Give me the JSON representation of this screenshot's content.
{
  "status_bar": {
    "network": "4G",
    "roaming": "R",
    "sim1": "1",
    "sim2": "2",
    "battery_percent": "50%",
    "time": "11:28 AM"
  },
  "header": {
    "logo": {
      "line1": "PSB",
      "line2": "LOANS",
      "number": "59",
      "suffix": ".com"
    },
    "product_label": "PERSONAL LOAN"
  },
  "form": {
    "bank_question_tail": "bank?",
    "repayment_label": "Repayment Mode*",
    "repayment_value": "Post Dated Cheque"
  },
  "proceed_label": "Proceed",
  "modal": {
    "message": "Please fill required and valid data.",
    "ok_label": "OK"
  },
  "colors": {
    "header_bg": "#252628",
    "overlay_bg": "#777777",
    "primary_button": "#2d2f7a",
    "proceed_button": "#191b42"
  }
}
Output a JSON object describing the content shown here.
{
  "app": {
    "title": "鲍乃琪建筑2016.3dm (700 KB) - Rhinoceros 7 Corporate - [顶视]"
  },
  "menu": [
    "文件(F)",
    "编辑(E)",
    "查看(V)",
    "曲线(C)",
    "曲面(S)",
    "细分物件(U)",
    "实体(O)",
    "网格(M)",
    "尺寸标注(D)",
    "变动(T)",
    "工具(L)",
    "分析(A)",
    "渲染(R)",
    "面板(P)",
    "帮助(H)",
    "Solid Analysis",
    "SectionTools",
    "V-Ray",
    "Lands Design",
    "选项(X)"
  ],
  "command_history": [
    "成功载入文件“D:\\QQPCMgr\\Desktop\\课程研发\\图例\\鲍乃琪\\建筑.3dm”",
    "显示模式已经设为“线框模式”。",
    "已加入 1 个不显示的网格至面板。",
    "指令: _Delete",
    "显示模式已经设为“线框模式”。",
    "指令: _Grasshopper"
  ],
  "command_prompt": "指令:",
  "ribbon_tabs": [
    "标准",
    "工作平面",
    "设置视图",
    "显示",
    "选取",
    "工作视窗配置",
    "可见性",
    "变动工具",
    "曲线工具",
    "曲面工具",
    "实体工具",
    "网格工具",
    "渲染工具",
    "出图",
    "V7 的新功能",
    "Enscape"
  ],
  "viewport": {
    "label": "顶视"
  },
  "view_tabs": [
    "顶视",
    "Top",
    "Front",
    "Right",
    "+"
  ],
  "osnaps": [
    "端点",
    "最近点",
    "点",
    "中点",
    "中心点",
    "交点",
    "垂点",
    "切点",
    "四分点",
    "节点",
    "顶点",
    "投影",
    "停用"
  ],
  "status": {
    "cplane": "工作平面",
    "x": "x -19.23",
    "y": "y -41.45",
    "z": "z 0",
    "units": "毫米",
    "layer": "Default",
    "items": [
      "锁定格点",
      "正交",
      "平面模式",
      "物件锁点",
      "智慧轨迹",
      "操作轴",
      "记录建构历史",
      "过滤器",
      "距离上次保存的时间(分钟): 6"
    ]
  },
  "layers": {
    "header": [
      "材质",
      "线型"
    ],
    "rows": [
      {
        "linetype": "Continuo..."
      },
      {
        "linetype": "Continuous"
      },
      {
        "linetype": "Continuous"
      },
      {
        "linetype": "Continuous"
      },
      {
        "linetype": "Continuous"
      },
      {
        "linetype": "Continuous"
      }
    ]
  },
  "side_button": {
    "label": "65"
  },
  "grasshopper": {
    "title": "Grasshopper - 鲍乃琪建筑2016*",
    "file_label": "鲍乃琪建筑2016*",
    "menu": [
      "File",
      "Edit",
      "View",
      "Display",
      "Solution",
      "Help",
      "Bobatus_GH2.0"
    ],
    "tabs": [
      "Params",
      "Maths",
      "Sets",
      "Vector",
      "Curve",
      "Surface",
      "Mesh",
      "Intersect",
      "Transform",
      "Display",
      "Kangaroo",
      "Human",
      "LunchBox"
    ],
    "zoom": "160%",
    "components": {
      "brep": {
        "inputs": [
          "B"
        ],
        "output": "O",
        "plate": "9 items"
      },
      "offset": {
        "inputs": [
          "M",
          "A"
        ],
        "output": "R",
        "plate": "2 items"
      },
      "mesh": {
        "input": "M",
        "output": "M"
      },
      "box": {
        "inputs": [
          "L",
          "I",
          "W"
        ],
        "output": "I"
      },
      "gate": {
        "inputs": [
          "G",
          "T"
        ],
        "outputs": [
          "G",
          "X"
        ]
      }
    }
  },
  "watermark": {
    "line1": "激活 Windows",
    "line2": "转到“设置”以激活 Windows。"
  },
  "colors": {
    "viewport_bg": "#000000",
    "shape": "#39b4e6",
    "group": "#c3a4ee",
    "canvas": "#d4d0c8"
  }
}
________________________________________
### [WRITTEN REQUEST]
Only lines that contain the word "content" are wanted; copy each of them.

### [THE SOLUTION]
Give me the JSON representation of this screenshot's content.
Output a JSON object describing the content shown here.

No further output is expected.